Dataset records on visual material:
☆ ☆ ☆ ☆ ☆ ☆ ☆
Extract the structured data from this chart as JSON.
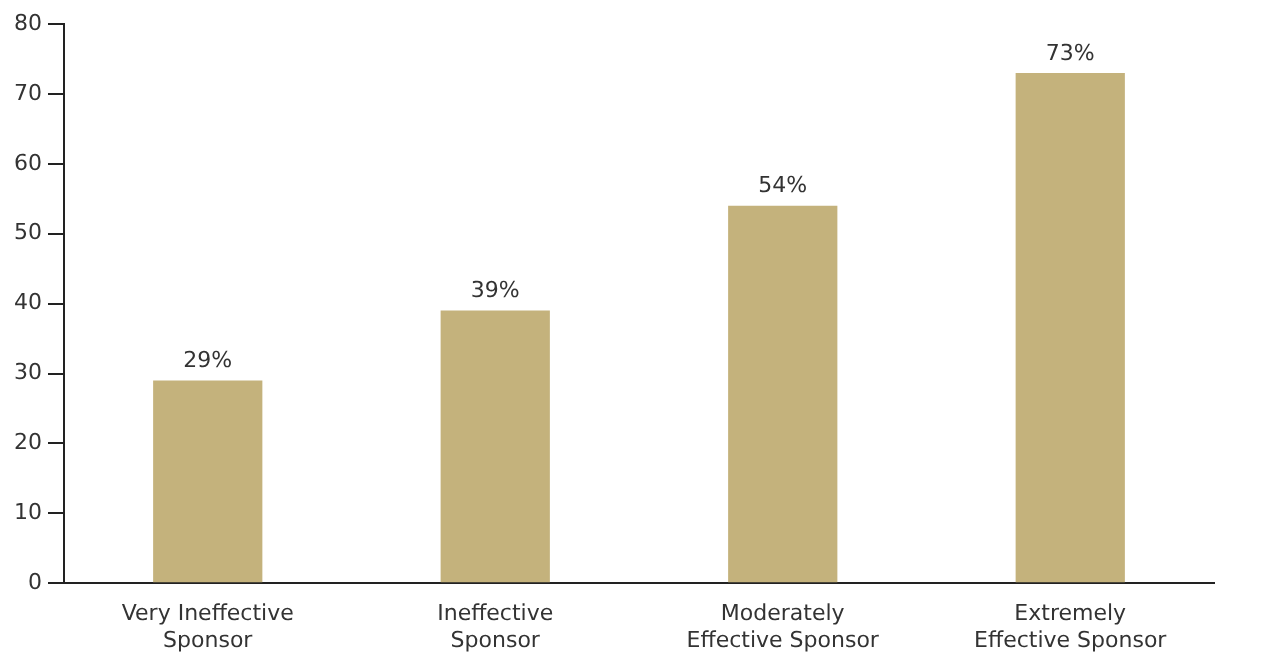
{
  "chart_data": {
    "type": "bar",
    "categories": [
      [
        "Very Ineffective",
        "Sponsor"
      ],
      [
        "Ineffective",
        "Sponsor"
      ],
      [
        "Moderately",
        "Effective Sponsor"
      ],
      [
        "Extremely",
        "Effective Sponsor"
      ]
    ],
    "values": [
      29,
      39,
      54,
      73
    ],
    "value_labels": [
      "29%",
      "39%",
      "54%",
      "73%"
    ],
    "color": "#c4b27c",
    "ylim": [
      0,
      80
    ],
    "yticks": [
      0,
      10,
      20,
      30,
      40,
      50,
      60,
      70,
      80
    ],
    "grid": false,
    "legend": false
  }
}
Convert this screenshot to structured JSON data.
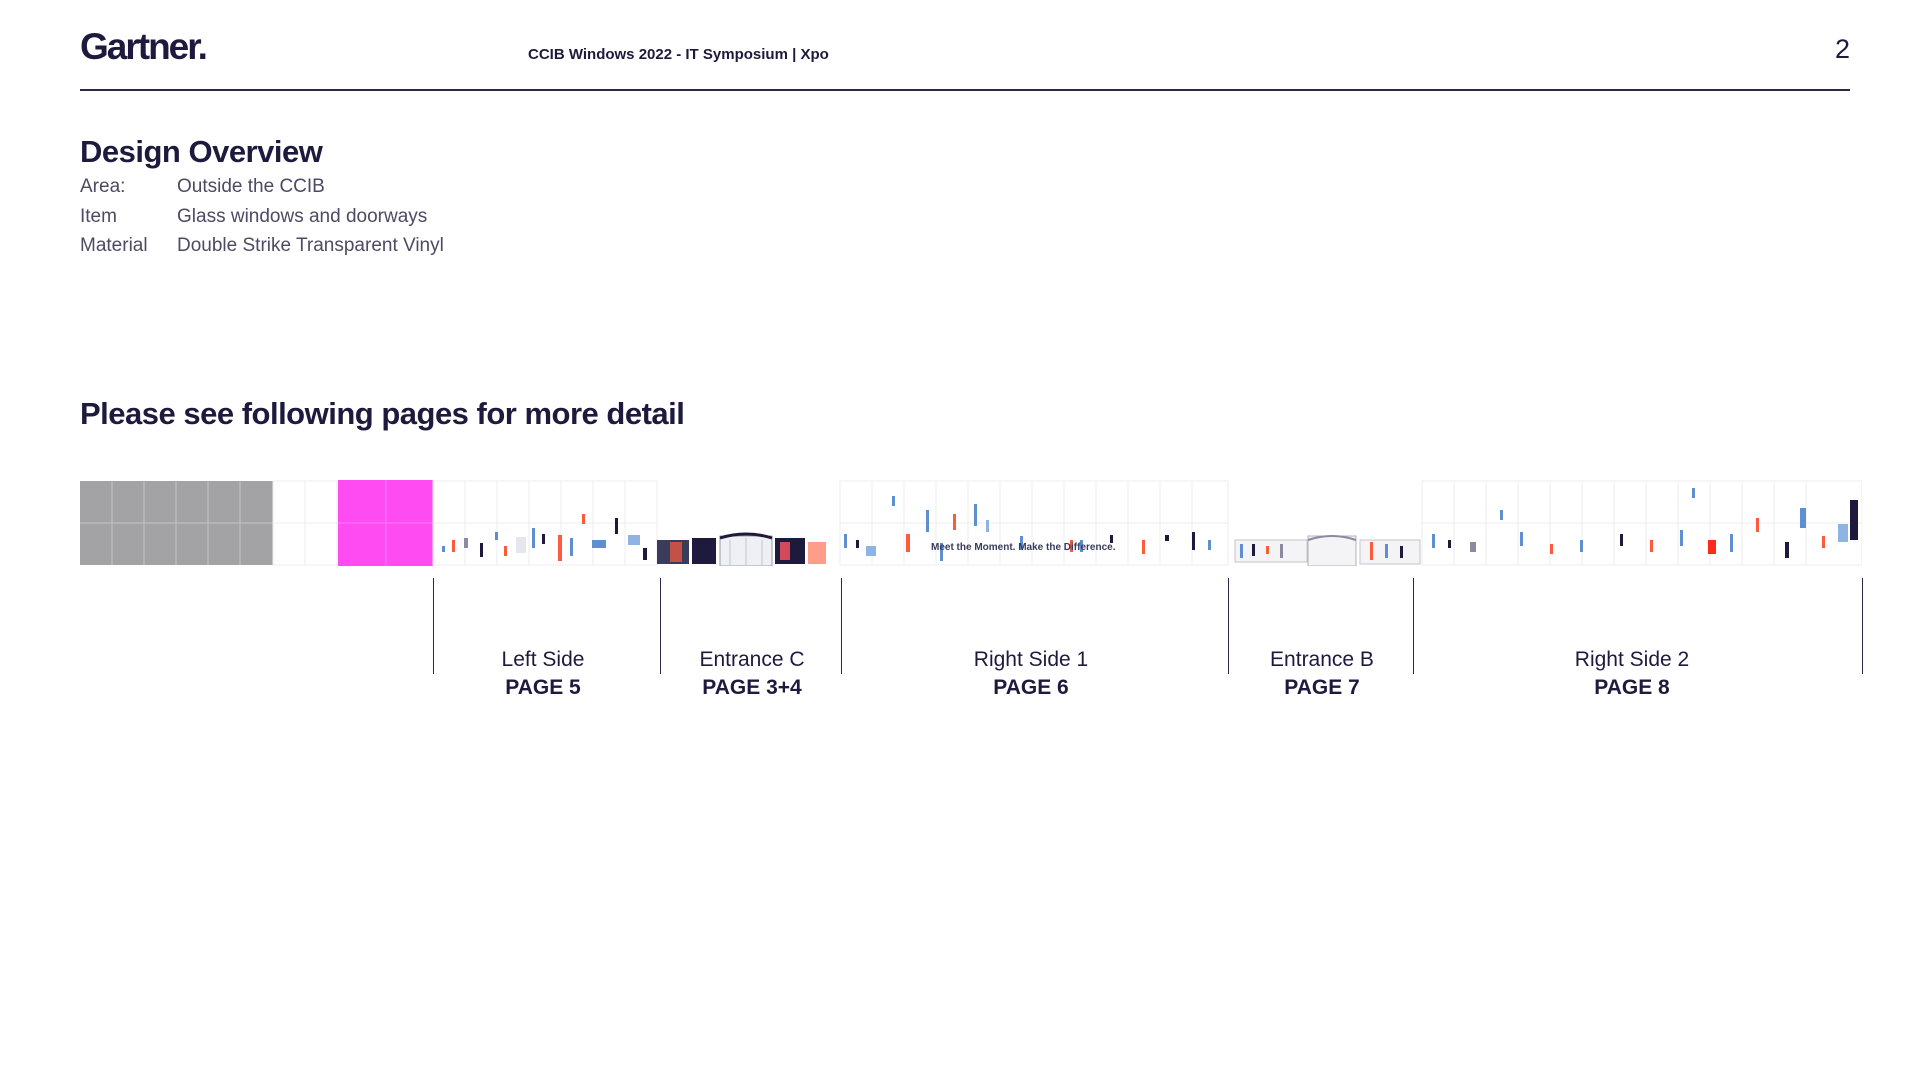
{
  "header": {
    "logo": "Gartner.",
    "doc_title": "CCIB Windows 2022 - IT Symposium | Xpo",
    "page_number": "2"
  },
  "overview": {
    "title": "Design Overview",
    "specs": [
      {
        "key": "Area:",
        "value": "Outside the CCIB"
      },
      {
        "key": "Item",
        "value": "Glass windows and doorways"
      },
      {
        "key": "Material",
        "value": "Double Strike Transparent Vinyl"
      }
    ]
  },
  "detail_heading": "Please see following pages for more detail",
  "strip": {
    "banner_text": "Meet the Moment. Make the Difference."
  },
  "sections": [
    {
      "name": "Left Side",
      "page": "PAGE 5"
    },
    {
      "name": "Entrance C",
      "page": "PAGE 3+4"
    },
    {
      "name": "Right Side 1",
      "page": "PAGE 6"
    },
    {
      "name": "Entrance B",
      "page": "PAGE 7"
    },
    {
      "name": "Right Side 2",
      "page": "PAGE 8"
    }
  ],
  "colors": {
    "navy": "#1e1a3e",
    "gray_block": "#a3a3a6",
    "magenta_block": "#ff4bf2",
    "accent_red": "#ff5a3c",
    "accent_blue": "#5e8fd1"
  }
}
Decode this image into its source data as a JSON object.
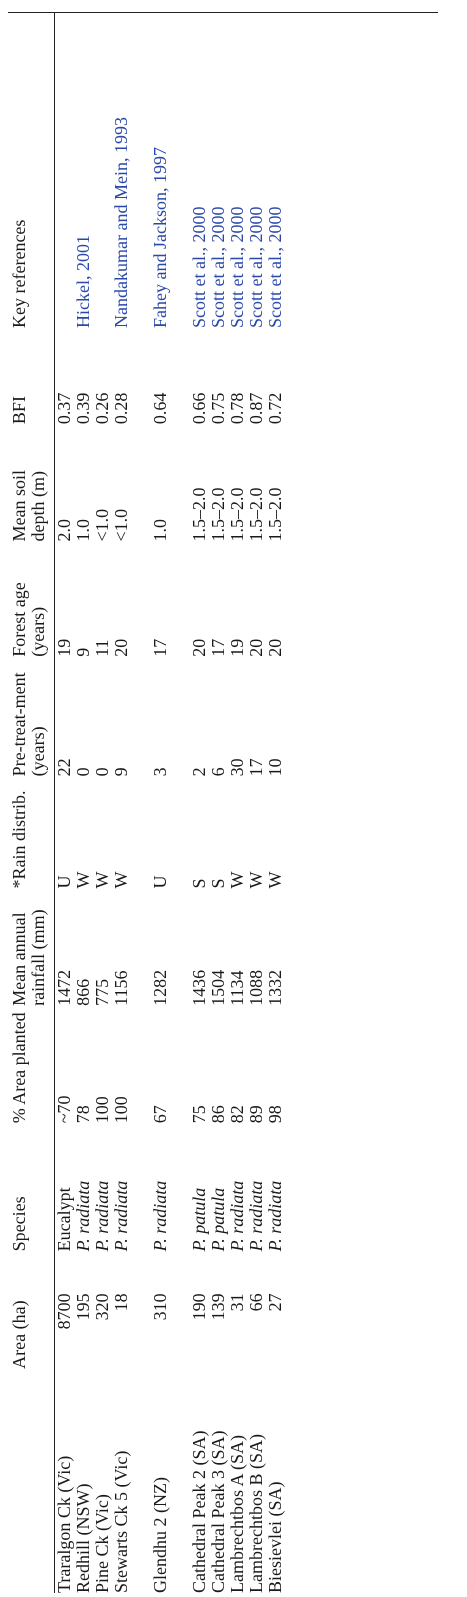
{
  "table": {
    "headers": {
      "catchment": "",
      "area": "Area (ha)",
      "species": "Species",
      "area_planted": "% Area planted",
      "rainfall": "Mean annual rainfall (mm)",
      "rain_distrib": "*Rain distrib.",
      "pretreatment": "Pre-treat-ment (years)",
      "forest_age": "Forest age (years)",
      "soil_depth": "Mean soil depth (m)",
      "bfi": "BFI",
      "refs": "Key references"
    },
    "rows": [
      {
        "catchment": "Traralgon Ck (Vic)",
        "area": "8700",
        "species": "Eucalypt",
        "area_planted": "~70",
        "rainfall": "1472",
        "rain_distrib": "U",
        "pretreatment": "22",
        "forest_age": "19",
        "soil_depth": "2.0",
        "bfi": "0.37",
        "refs": ""
      },
      {
        "catchment": "Redhill (NSW)",
        "area": "195",
        "species": "P. radiata",
        "area_planted": "78",
        "rainfall": "866",
        "rain_distrib": "W",
        "pretreatment": "0",
        "forest_age": "9",
        "soil_depth": "1.0",
        "bfi": "0.39",
        "refs": "Hickel, 2001"
      },
      {
        "catchment": "Pine Ck (Vic)",
        "area": "320",
        "species": "P. radiata",
        "area_planted": "100",
        "rainfall": "775",
        "rain_distrib": "W",
        "pretreatment": "0",
        "forest_age": "11",
        "soil_depth": "<1.0",
        "bfi": "0.26",
        "refs": ""
      },
      {
        "catchment": "Stewarts Ck 5 (Vic)",
        "area": "18",
        "species": "P. radiata",
        "area_planted": "100",
        "rainfall": "1156",
        "rain_distrib": "W",
        "pretreatment": "9",
        "forest_age": "20",
        "soil_depth": "<1.0",
        "bfi": "0.28",
        "refs": "Nandakumar and Mein, 1993"
      },
      {
        "catchment": "Glendhu 2 (NZ)",
        "area": "310",
        "species": "P. radiata",
        "area_planted": "67",
        "rainfall": "1282",
        "rain_distrib": "U",
        "pretreatment": "3",
        "forest_age": "17",
        "soil_depth": "1.0",
        "bfi": "0.64",
        "refs": "Fahey and Jackson, 1997"
      },
      {
        "catchment": "Cathedral Peak 2 (SA)",
        "area": "190",
        "species": "P. patula",
        "area_planted": "75",
        "rainfall": "1436",
        "rain_distrib": "S",
        "pretreatment": "2",
        "forest_age": "20",
        "soil_depth": "1.5–2.0",
        "bfi": "0.66",
        "refs": "Scott et al., 2000"
      },
      {
        "catchment": "Cathedral Peak 3 (SA)",
        "area": "139",
        "species": "P. patula",
        "area_planted": "86",
        "rainfall": "1504",
        "rain_distrib": "S",
        "pretreatment": "6",
        "forest_age": "17",
        "soil_depth": "1.5–2.0",
        "bfi": "0.75",
        "refs": "Scott et al., 2000"
      },
      {
        "catchment": "Lambrechtbos A (SA)",
        "area": "31",
        "species": "P. radiata",
        "area_planted": "82",
        "rainfall": "1134",
        "rain_distrib": "W",
        "pretreatment": "30",
        "forest_age": "19",
        "soil_depth": "1.5–2.0",
        "bfi": "0.78",
        "refs": "Scott et al., 2000"
      },
      {
        "catchment": "Lambrechtbos B (SA)",
        "area": "66",
        "species": "P. radiata",
        "area_planted": "89",
        "rainfall": "1088",
        "rain_distrib": "W",
        "pretreatment": "17",
        "forest_age": "20",
        "soil_depth": "1.5–2.0",
        "bfi": "0.87",
        "refs": "Scott et al., 2000"
      },
      {
        "catchment": "Biesievlei (SA)",
        "area": "27",
        "species": "P. radiata",
        "area_planted": "98",
        "rainfall": "1332",
        "rain_distrib": "W",
        "pretreatment": "10",
        "forest_age": "20",
        "soil_depth": "1.5–2.0",
        "bfi": "0.72",
        "refs": "Scott et al., 2000"
      }
    ]
  }
}
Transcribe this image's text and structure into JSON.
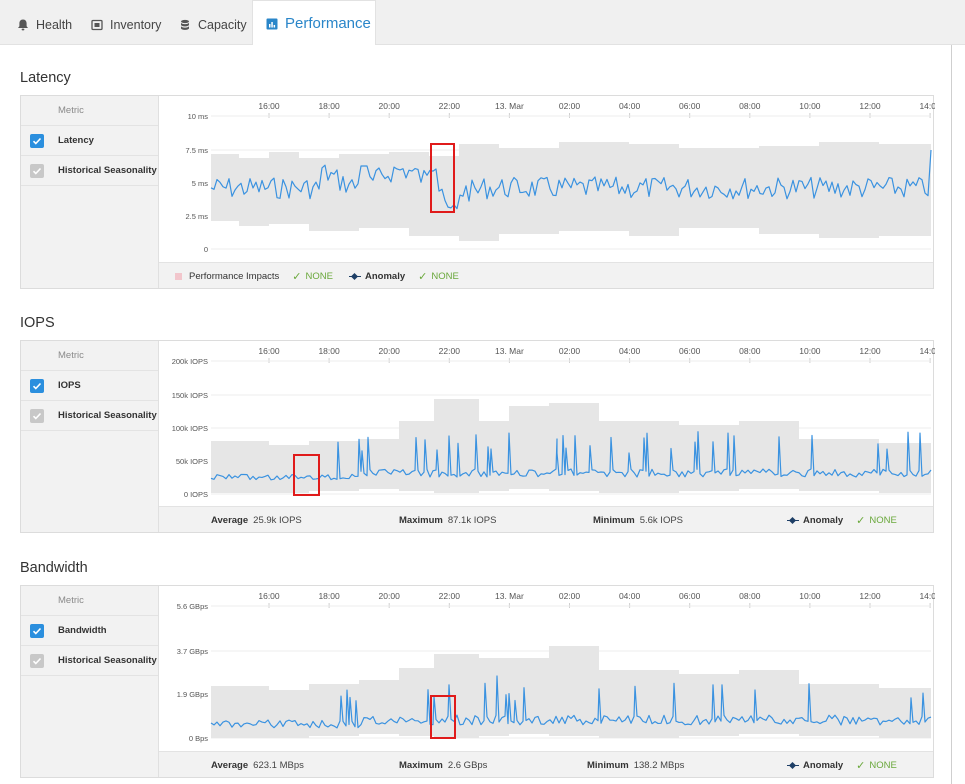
{
  "tabs": [
    {
      "label": "Health",
      "icon": "bell-icon"
    },
    {
      "label": "Inventory",
      "icon": "inventory-icon"
    },
    {
      "label": "Capacity",
      "icon": "database-icon"
    },
    {
      "label": "Performance",
      "icon": "bar-chart-icon",
      "active": true
    }
  ],
  "time_labels": [
    "16:00",
    "18:00",
    "20:00",
    "22:00",
    "13. Mar",
    "02:00",
    "04:00",
    "06:00",
    "08:00",
    "10:00",
    "12:00",
    "14:00"
  ],
  "metric_header": "Metric",
  "colors": {
    "line": "#3a92e0",
    "band": "#e6e6e6",
    "highlight": "#e01b1b",
    "accent": "#2a86c9",
    "ok": "#6aa83b"
  },
  "latency": {
    "title": "Latency",
    "metrics": [
      {
        "label": "Latency",
        "checked": true,
        "style": "primary"
      },
      {
        "label": "Historical Seasonality",
        "checked": true,
        "style": "muted"
      }
    ],
    "y_ticks": [
      "10 ms",
      "7.5 ms",
      "5 ms",
      "2.5 ms",
      "0"
    ],
    "footer": {
      "impacts_label": "Performance Impacts",
      "impacts_value": "NONE",
      "anomaly_label": "Anomaly",
      "anomaly_value": "NONE"
    }
  },
  "iops": {
    "title": "IOPS",
    "metrics": [
      {
        "label": "IOPS",
        "checked": true,
        "style": "primary"
      },
      {
        "label": "Historical Seasonality",
        "checked": true,
        "style": "muted"
      }
    ],
    "y_ticks": [
      "200k IOPS",
      "150k IOPS",
      "100k IOPS",
      "50k IOPS",
      "0 IOPS"
    ],
    "footer": {
      "average_label": "Average",
      "average_value": "25.9k IOPS",
      "maximum_label": "Maximum",
      "maximum_value": "87.1k IOPS",
      "minimum_label": "Minimum",
      "minimum_value": "5.6k IOPS",
      "anomaly_label": "Anomaly",
      "anomaly_value": "NONE"
    }
  },
  "bandwidth": {
    "title": "Bandwidth",
    "metrics": [
      {
        "label": "Bandwidth",
        "checked": true,
        "style": "primary"
      },
      {
        "label": "Historical Seasonality",
        "checked": true,
        "style": "muted"
      }
    ],
    "y_ticks": [
      "5.6 GBps",
      "3.7 GBps",
      "1.9 GBps",
      "0 Bps"
    ],
    "footer": {
      "average_label": "Average",
      "average_value": "623.1 MBps",
      "maximum_label": "Maximum",
      "maximum_value": "2.6 GBps",
      "minimum_label": "Minimum",
      "minimum_value": "138.2 MBps",
      "anomaly_label": "Anomaly",
      "anomaly_value": "NONE"
    }
  }
}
☆ ☆ ☆ ☆ ☆ ☆ ☆
Check each line of the records above for the string "Peak", and report every line that has it.

EXERCISE RESULT:
        "catchment": "Cathedral Peak 2 (SA)",
        "catchment": "Cathedral Peak 3 (SA)",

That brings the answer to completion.